Stored dataset items
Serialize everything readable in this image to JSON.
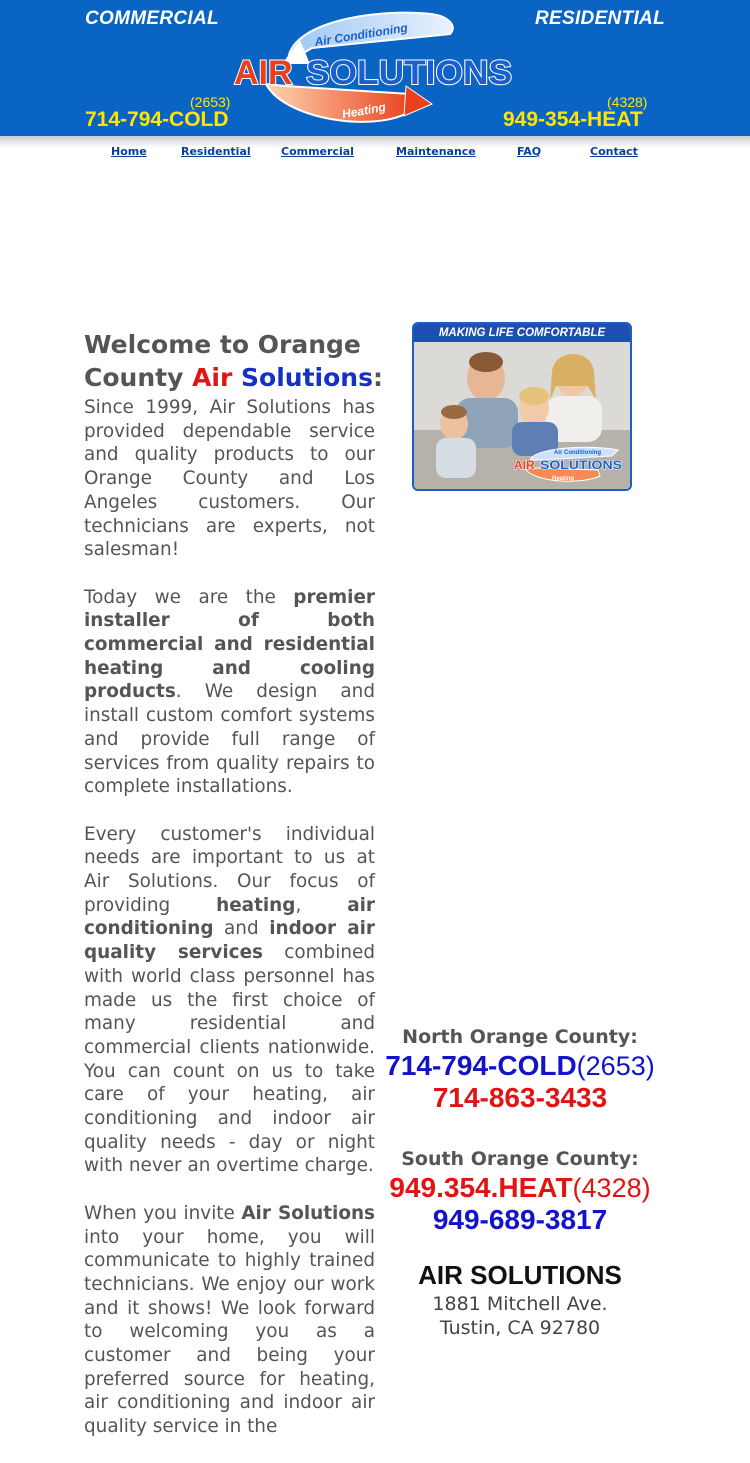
{
  "header": {
    "left_tag": "COMMERCIAL",
    "right_tag": "RESIDENTIAL",
    "left_phone_word": "714-794-COLD",
    "left_phone_num": "(2653)",
    "right_phone_word": "949-354-HEAT",
    "right_phone_num": "(4328)",
    "logo_air": "AIR",
    "logo_solutions": "SOLUTIONS",
    "logo_arc_top": "Air Conditioning",
    "logo_arc_bottom": "Heating",
    "colors": {
      "background": "#0a64c4",
      "phone": "#ffe600",
      "logo_red": "#e8401c",
      "logo_blue": "#1a5fd0"
    }
  },
  "nav": {
    "home": "Home",
    "residential": "Residential",
    "commercial": "Commercial",
    "maintenance": "Maintenance",
    "faq": "FAQ",
    "contact": "Contact"
  },
  "welcome": {
    "line1": "Welcome to Orange",
    "line2_pre": "County ",
    "air": "Air",
    "solutions": "Solutions",
    "colon": ":"
  },
  "body": {
    "p1": "Since 1999, Air Solutions has provided dependable service and quality products to our Orange County and Los Angeles customers. Our technicians are experts, not salesman!",
    "p2_pre": "Today we are the ",
    "p2_bold": "premier installer of both commercial and residential heating and cooling products",
    "p2_post": ". We design and install custom comfort systems and provide full range of services from quality repairs to complete installations.",
    "p3_pre": "Every customer's individual needs are important to us at Air Solutions. Our focus of providing ",
    "p3_b1": "heating",
    "p3_sep": ", ",
    "p3_b2": "air conditioning",
    "p3_and": " and ",
    "p3_b3": "indoor air quality services",
    "p3_post": " combined with world class personnel has made us the first choice of many residential and commercial clients nationwide. You can count on us to take care of your heating, air conditioning and indoor air quality needs - day or night with never an overtime charge.",
    "p4_pre": "When you invite ",
    "p4_bold": "Air Solutions",
    "p4_post": " into your home, you will communicate to highly trained technicians. We enjoy our work and it shows! We look forward to welcoming you as a customer and being your preferred source for heating, air conditioning and indoor air quality service in the"
  },
  "photo": {
    "banner": "MAKING LIFE COMFORTABLE",
    "logo_air": "AIR",
    "logo_solutions": "SOLUTIONS",
    "arc_top": "Air Conditioning",
    "arc_bottom": "Heating"
  },
  "contact": {
    "north_label": "North Orange County:",
    "north_word": "714-794-COLD",
    "north_num": "(2653)",
    "north_alt": "714-863-3433",
    "south_label": "South Orange County:",
    "south_word": "949.354.HEAT",
    "south_num": "(4328)",
    "south_alt": "949-689-3817",
    "company": "AIR SOLUTIONS",
    "street": "1881 Mitchell Ave.",
    "city": "Tustin, CA 92780"
  }
}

> Exercise instructions
Gather each line in the data that holds the string "County".

> Exercise answer
    "line2_pre": "County ",
    "p1": "Since 1999, Air Solutions has provided dependable service and quality products to our Orange County and Los Angeles customers. Our technicians are experts, not salesman!",
    "north_label": "North Orange County:",
    "south_label": "South Orange County:",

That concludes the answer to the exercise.